| Directive |
Locate every line in the records below that contains the word "value", and copy each one.
= = = =
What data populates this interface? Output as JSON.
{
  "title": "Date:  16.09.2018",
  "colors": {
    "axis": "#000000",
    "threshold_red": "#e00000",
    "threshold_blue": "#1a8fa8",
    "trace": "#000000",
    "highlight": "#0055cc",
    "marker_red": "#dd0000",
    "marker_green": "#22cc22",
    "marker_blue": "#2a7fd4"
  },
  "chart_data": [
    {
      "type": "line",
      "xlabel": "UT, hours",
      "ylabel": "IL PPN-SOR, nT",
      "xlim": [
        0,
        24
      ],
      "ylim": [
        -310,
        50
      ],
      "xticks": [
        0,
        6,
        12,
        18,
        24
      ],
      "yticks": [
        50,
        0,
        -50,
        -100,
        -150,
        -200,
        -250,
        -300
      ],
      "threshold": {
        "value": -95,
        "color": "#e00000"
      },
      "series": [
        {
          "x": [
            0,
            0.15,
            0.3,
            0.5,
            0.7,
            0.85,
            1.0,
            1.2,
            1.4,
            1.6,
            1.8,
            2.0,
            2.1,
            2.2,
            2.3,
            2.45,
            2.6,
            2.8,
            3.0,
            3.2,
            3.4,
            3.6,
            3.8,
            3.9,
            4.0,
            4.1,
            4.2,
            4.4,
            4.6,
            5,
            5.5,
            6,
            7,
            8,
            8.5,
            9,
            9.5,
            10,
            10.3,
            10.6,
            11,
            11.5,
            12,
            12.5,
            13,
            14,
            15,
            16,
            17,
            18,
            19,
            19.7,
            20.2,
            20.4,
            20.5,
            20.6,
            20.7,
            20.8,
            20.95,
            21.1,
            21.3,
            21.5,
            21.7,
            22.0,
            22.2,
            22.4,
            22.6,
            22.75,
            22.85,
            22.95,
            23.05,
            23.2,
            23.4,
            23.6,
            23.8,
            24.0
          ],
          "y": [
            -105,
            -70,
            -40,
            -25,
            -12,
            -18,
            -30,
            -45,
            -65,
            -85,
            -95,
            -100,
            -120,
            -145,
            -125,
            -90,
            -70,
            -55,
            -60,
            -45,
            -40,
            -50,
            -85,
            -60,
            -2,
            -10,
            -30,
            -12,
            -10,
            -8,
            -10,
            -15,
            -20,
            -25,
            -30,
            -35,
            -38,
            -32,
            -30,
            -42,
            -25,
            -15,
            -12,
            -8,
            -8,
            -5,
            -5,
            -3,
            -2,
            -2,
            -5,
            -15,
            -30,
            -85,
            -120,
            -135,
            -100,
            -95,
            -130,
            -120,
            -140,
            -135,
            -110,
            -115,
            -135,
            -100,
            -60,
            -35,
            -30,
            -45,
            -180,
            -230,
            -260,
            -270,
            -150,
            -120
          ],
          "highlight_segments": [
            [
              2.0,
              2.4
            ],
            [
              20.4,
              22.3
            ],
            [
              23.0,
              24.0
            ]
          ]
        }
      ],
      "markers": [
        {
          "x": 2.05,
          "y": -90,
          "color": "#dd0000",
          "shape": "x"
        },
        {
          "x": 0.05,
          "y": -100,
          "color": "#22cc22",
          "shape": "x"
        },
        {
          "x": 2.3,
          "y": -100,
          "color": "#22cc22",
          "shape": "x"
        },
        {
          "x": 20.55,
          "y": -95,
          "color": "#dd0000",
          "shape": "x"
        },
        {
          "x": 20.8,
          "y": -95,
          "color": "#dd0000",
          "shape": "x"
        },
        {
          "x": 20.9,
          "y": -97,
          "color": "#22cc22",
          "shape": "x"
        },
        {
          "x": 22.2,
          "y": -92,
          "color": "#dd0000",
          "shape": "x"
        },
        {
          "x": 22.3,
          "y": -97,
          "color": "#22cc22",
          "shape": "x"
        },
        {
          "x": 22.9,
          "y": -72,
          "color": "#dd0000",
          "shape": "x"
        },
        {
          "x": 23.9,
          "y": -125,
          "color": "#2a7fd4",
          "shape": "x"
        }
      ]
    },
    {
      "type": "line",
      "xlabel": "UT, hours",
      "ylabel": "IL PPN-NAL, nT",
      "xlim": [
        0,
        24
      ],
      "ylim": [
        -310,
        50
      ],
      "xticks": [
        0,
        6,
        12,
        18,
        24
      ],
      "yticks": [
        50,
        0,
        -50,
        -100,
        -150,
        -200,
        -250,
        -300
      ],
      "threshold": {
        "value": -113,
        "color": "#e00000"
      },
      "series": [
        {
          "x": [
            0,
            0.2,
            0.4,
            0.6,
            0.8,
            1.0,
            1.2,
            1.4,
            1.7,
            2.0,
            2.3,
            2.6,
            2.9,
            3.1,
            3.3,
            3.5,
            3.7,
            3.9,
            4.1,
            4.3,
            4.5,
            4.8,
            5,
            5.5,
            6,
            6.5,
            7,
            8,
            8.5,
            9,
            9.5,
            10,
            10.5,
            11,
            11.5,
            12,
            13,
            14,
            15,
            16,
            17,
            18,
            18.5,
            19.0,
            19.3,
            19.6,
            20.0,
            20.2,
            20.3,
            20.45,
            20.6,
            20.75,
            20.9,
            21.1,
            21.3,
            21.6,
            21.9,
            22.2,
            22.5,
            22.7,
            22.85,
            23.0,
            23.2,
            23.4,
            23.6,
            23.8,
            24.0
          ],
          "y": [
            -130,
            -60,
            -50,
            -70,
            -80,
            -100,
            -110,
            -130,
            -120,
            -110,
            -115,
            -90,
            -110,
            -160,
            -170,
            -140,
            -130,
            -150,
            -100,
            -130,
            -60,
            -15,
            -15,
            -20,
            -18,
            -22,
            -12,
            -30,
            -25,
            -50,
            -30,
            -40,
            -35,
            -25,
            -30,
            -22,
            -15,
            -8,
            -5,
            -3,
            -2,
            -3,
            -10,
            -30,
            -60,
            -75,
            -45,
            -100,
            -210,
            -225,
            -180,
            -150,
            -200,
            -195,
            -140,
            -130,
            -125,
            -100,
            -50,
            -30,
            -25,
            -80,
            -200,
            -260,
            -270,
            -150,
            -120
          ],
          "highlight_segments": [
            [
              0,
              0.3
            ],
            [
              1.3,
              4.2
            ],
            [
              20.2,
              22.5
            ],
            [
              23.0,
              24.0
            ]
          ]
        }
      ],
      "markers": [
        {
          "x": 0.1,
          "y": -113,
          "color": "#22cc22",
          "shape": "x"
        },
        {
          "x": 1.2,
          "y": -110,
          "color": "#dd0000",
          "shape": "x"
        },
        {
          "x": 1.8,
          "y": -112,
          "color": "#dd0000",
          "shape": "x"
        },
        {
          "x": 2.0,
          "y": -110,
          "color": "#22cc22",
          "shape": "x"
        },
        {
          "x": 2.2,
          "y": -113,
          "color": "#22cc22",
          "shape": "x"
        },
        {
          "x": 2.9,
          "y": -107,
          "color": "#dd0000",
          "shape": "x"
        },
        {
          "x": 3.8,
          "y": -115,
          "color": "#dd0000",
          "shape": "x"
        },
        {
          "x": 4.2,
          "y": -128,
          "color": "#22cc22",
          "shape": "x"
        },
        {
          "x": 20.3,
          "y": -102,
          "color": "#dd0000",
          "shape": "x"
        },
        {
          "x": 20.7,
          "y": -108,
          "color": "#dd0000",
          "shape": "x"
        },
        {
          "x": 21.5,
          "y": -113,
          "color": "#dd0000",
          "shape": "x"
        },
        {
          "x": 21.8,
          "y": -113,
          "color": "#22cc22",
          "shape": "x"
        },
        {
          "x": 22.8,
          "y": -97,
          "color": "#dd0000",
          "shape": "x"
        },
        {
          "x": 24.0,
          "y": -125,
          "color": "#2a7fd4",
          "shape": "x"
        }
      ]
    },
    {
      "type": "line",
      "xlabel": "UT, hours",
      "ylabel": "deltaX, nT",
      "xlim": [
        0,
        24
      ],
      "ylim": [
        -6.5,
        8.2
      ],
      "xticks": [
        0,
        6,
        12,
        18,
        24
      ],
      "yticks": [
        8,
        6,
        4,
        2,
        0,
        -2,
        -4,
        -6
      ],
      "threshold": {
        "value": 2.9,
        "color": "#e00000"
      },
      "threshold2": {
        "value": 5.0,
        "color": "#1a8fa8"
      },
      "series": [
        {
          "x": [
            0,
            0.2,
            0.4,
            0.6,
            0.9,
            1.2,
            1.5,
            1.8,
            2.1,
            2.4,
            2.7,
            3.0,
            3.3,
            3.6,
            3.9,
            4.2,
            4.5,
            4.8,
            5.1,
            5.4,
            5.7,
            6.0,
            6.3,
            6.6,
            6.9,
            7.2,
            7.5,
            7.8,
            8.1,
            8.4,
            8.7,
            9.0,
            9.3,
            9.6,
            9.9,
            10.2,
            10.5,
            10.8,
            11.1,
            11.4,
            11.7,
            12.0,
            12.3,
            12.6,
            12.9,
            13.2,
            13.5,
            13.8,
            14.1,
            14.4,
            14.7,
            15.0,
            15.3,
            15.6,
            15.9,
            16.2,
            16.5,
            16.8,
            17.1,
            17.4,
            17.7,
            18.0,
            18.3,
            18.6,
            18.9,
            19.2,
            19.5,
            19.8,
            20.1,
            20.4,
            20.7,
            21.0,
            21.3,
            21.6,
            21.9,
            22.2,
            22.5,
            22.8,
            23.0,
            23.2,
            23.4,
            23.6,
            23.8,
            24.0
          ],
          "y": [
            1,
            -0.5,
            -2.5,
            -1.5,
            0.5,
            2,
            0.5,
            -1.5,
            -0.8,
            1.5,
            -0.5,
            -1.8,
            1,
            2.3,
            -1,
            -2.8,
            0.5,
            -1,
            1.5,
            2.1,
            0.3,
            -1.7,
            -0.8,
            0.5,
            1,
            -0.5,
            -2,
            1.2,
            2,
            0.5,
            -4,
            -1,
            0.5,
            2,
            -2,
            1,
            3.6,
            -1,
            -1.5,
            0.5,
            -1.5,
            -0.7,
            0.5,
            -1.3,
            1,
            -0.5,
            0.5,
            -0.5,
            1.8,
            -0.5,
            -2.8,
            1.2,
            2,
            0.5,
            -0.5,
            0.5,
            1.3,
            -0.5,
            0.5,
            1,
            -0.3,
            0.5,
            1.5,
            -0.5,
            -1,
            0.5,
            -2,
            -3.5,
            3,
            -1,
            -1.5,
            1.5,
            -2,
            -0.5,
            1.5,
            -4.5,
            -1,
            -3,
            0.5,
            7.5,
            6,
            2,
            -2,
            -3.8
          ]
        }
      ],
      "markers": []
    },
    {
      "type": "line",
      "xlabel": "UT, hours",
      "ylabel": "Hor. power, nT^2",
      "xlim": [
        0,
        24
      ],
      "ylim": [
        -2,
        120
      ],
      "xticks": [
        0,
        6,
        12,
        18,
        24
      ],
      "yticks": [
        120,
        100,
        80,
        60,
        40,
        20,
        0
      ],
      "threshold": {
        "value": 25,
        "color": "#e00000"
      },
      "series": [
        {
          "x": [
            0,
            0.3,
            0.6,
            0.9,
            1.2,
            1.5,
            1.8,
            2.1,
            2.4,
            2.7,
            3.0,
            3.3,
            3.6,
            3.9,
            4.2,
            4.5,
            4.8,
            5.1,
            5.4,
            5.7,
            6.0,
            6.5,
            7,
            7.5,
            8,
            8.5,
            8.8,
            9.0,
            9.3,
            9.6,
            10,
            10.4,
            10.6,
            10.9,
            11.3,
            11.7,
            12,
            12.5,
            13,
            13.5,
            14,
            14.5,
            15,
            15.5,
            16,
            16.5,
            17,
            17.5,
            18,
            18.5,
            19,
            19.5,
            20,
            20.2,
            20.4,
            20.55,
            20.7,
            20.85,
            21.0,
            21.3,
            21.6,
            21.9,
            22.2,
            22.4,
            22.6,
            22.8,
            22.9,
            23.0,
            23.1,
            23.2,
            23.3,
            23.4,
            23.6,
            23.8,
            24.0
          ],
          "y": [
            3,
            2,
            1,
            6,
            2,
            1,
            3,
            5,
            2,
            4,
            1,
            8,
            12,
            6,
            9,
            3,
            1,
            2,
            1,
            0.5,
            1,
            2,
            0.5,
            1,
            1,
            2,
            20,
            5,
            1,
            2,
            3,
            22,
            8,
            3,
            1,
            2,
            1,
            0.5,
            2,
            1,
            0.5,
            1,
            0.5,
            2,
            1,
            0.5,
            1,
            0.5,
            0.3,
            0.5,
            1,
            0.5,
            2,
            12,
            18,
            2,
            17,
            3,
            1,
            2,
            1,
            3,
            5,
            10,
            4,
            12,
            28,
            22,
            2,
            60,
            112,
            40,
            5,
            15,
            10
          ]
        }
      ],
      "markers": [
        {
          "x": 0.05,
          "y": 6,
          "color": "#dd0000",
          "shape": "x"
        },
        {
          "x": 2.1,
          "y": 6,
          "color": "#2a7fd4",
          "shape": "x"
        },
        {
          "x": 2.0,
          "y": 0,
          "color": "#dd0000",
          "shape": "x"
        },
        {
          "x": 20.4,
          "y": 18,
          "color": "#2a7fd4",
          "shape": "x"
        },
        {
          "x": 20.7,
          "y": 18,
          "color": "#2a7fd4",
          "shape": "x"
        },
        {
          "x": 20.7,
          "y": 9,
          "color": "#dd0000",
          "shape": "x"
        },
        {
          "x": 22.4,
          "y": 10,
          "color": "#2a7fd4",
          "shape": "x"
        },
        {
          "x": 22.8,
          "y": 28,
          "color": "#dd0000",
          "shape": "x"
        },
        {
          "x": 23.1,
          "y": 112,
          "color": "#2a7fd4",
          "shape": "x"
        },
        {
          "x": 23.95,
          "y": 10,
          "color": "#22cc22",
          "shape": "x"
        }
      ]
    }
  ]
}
= = = =
| Correct response |
        "value": -95,
        "value": -113,
        "value": 2.9,
        "value": 5.0,
        "value": 25,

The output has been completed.